• _INPUT DATA_

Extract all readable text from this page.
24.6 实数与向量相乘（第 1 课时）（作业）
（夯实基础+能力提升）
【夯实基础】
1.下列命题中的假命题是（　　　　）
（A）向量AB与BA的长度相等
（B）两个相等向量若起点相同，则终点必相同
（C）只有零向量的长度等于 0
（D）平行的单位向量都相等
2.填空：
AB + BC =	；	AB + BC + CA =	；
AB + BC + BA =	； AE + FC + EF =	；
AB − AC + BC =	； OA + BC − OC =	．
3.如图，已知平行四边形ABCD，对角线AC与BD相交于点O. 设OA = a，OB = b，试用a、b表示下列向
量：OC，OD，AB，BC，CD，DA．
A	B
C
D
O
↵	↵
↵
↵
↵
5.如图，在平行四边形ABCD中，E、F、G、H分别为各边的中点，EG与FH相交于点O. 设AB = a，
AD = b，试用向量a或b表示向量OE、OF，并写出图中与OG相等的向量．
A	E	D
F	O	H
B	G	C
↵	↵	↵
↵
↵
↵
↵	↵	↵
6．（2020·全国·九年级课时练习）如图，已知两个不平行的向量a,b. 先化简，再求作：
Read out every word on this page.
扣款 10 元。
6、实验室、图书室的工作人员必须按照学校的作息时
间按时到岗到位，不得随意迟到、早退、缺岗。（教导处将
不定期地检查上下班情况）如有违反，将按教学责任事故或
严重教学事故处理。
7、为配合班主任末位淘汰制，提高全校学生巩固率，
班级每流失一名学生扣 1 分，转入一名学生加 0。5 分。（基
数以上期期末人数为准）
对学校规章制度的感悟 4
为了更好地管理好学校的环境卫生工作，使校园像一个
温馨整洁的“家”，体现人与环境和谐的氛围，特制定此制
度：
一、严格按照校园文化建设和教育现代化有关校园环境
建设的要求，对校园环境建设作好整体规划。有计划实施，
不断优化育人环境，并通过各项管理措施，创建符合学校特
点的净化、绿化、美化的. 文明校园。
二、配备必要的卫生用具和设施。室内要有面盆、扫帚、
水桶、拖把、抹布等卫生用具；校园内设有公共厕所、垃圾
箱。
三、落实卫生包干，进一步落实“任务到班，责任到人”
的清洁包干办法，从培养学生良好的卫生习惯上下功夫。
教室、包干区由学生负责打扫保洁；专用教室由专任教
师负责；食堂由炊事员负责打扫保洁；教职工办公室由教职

• _YOUR TASK_
Report the number of lines in the listing that include the string "this"; give nothing but the number.

• _CORRECT RESULT_
2